Page extract -
RESPONSE=$(curl -sf -X POST \
"${SIMPLETUNER_URL}/api/cloud/jobs/submit?provider=replicate" \
-H 'Content-Type: application/json' \
-d "{
\"config_name_to_load\": \"production\",
\"idempotency_key\": \"${IDEMPOTENCY_KEY}\",
\"tracker_run_name\": \"gh-${{ github.run_number }}\"
}" || echo '{"success":false,"error":"Request failed"}')
SUCCESS=$(echo "$RESPONSE" | jq -r '.success')
JOB_ID=$(echo "$RESPONSE" | jq -r '.job_id // empty')
IDEMPOTENT=$(echo "$RESPONSE" | jq -r '.idempotent_hit // false')
if [ "$SUCCESS" != "true" ]; then
echo "::error::Job submission failed: $(echo "$RESPONSE" | jq -r '.error')"
exit 1
fi
if [ "$IDEMPOTENT" = "true" ]; then
echo "::notice::Matched existing job from previous run"
fi
echo "job_id=$JOB_ID" >> $GITHUB_OUTPUT
Handling Quota Errors¶
Quota errors should not trigger retries - they indicate a limit that won't change:
Error handling example
def handle_submission_response(response: dict) -> None:
"""Handle job submission response with appropriate error handling."""
if not response.get("success"):
error = response.get("error", "Unknown error")
# Quota errors - inform user, don't retry
if "Quota exceeded" in error:
print(f"Cannot submit: {error}")
print("Wait for existing jobs to complete or contact administrator")
return
# Cost limit errors - similar handling
if "Cost limit" in error:
print(f"Spending limit reached: {error}")

Dataset extract -
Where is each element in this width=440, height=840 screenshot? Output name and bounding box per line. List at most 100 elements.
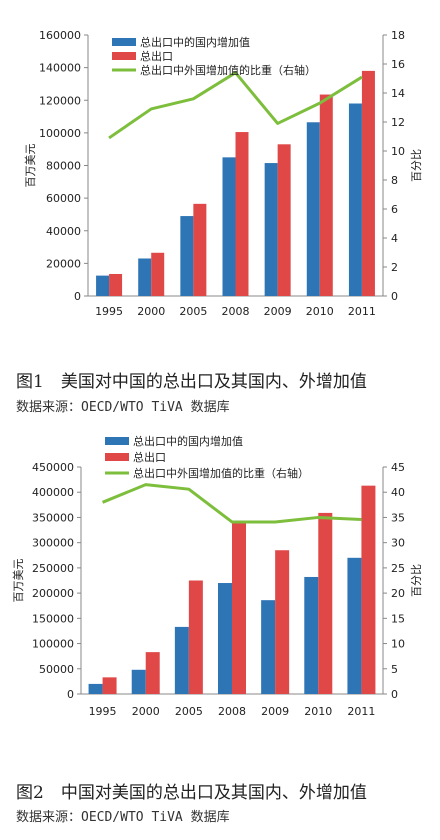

Tasks for this exercise -
1. Reproduce the passage of the job submission text from "RESPONSE=$(curl -sf -X" up to and including "-r '.idempotent_hit // false')".
2. Keep writing the job submission text, picking up after its final line.

Written answers -
1.
RESPONSE=$(curl -sf -X POST \
"${SIMPLETUNER_URL}/api/cloud/jobs/submit?provider=replicate" \
-H 'Content-Type: application/json' \
-d "{
\"config_name_to_load\": \"production\",
\"idempotency_key\": \"${IDEMPOTENCY_KEY}\",
\"tracker_run_name\": \"gh-${{ github.run_number }}\"
}" || echo '{"success":false,"error":"Request failed"}')
SUCCESS=$(echo "$RESPONSE" | jq -r '.success')
JOB_ID=$(echo "$RESPONSE" | jq -r '.job_id // empty')
IDEMPOTENT=$(echo "$RESPONSE" | jq -r '.idempotent_hit // false')

2.
return
# Other errors might be transient
raise TransientError(error)
# Check for warnings even on success
for warning in response.get("quota_warnings", []):
print(f"Warning: {warning}")
if response.get("cost_limit_warning"):
print(f"Cost warning: {response['cost_limit_warning']}")
Examples¶
Python: Complete Submission with Error Handling¶
Full async client example
import asyncio
import aiohttp
import uuid
from dataclasses import dataclass
from typing import Optional
@dataclass
class SubmitResult:
success: bool
job_id: Optional[str] = None
error: Optional[str] = None
was_duplicate: bool = False
async def submit_cloud_job(
base_url: str,
config_name: str,
idempotency_key: Optional[str] = None,
tracker_run_name: Optional[str] = None,
) -> SubmitResult:
"""Submit a cloud training job with idempotency protection.
Args:
base_url: SimpleTuner server URL (e.g., "http://localhost:8001")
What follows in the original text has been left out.